**Dataset rows**
▬▬▬▬▬▬▬▬▬▬

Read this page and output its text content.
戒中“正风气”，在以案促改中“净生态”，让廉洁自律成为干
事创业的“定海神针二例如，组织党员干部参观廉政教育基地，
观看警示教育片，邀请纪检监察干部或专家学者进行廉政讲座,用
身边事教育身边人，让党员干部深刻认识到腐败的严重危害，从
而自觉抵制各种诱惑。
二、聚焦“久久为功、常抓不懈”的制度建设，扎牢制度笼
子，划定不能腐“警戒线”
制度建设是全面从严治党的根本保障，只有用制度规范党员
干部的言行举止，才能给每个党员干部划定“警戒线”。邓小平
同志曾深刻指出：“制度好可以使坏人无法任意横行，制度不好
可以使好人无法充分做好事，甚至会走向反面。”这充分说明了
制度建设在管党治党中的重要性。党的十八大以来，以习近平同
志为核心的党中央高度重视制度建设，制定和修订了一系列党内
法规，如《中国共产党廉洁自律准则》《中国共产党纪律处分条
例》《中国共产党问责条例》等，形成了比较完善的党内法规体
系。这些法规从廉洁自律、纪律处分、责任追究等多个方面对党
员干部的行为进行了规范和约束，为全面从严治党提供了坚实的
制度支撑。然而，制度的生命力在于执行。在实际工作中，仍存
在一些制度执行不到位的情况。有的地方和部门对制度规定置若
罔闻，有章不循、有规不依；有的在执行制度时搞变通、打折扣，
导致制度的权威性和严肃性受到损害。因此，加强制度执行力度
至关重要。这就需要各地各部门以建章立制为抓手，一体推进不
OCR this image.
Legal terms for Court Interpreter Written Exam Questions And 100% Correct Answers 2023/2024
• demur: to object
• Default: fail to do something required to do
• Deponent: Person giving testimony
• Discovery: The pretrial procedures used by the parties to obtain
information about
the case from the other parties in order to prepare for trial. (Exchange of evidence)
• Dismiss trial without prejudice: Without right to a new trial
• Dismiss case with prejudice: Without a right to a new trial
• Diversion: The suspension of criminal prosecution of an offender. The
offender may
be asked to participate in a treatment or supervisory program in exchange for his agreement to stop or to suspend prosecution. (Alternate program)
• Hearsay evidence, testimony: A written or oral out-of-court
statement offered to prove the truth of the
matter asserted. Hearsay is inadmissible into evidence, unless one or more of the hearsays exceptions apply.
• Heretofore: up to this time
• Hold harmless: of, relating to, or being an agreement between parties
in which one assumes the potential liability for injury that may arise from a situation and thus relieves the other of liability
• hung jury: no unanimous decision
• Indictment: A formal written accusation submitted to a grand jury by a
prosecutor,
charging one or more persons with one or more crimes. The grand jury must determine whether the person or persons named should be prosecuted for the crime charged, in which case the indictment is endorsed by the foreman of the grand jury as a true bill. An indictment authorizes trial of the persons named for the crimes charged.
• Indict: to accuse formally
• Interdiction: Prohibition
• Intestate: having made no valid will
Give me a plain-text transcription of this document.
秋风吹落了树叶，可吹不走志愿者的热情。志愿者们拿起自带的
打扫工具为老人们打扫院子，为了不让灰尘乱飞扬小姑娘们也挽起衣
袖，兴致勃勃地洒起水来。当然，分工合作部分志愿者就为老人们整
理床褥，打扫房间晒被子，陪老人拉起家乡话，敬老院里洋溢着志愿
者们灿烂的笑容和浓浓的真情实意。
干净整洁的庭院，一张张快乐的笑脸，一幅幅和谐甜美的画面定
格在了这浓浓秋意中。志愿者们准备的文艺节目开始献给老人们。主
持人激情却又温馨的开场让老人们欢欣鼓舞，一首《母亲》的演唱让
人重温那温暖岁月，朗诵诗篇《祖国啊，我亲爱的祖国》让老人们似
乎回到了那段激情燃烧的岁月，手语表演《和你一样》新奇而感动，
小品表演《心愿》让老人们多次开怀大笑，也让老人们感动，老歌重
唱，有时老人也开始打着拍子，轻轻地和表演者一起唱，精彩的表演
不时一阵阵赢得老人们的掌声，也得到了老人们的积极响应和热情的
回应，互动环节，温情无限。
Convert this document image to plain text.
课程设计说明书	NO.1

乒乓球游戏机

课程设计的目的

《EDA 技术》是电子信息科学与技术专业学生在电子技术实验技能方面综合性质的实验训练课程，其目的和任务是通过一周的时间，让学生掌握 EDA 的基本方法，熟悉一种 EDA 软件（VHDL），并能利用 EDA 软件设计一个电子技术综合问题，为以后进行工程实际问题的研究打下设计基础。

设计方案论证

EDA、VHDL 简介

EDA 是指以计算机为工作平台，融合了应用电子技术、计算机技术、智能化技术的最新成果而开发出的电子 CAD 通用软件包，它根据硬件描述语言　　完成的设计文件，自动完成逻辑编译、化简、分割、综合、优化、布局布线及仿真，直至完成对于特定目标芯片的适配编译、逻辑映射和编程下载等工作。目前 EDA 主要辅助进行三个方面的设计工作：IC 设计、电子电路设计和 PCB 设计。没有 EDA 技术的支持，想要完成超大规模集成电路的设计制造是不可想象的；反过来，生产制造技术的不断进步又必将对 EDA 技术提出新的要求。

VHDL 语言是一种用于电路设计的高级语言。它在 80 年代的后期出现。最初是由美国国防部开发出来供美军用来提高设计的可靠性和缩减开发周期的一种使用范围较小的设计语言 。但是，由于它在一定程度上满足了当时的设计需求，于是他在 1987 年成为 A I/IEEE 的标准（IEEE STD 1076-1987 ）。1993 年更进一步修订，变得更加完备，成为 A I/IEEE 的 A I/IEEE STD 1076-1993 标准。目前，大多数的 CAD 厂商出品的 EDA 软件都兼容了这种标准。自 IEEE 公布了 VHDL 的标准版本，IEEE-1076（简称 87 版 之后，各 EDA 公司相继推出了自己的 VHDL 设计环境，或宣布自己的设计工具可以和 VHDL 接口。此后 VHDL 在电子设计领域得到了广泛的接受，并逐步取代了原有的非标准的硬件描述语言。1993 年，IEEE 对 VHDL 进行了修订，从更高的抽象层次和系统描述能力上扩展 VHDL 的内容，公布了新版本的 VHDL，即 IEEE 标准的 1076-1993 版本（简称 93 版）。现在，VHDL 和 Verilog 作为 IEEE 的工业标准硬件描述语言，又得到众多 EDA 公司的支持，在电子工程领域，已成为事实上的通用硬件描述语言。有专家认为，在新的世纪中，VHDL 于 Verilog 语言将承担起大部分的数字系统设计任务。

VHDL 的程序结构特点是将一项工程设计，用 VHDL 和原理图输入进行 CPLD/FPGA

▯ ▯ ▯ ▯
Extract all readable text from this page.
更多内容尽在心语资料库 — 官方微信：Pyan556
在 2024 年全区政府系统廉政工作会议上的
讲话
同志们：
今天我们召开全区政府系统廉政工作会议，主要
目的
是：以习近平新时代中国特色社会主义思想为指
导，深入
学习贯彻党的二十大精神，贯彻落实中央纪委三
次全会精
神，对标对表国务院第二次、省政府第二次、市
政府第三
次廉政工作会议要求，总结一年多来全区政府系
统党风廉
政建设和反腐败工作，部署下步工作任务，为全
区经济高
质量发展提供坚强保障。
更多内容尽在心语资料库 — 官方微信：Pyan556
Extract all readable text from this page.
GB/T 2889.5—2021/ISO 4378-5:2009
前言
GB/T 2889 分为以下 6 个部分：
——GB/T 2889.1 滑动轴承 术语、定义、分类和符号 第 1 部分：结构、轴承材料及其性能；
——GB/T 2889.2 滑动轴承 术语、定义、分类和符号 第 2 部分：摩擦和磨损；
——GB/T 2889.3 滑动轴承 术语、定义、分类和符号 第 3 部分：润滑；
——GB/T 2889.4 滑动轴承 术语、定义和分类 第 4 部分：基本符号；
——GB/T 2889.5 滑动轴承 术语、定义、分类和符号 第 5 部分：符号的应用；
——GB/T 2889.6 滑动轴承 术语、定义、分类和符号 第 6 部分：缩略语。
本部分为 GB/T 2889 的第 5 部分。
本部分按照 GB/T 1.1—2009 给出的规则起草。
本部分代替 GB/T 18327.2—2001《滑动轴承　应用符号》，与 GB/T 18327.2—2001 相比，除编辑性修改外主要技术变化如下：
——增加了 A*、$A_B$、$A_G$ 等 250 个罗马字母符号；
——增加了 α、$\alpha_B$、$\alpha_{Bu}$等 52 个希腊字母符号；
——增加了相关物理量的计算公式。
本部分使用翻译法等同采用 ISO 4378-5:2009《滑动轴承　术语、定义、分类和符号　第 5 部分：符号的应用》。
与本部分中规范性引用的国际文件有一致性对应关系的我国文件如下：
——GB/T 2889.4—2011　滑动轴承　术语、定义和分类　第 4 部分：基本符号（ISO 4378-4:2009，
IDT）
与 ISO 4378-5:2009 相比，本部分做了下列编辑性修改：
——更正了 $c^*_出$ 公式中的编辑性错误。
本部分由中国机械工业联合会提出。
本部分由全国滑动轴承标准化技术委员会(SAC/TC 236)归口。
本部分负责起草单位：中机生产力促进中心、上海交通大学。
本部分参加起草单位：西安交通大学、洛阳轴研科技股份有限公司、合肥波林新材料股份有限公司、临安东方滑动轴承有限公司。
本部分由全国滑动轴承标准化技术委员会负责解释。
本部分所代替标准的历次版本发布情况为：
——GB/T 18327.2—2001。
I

▬▬▬▬▬▬▬▬▬▬

**Exercise requirements**
In the data above, count the lines where the word "定义和分类" appears; reply with the number only.

**Answer to this exercise**
2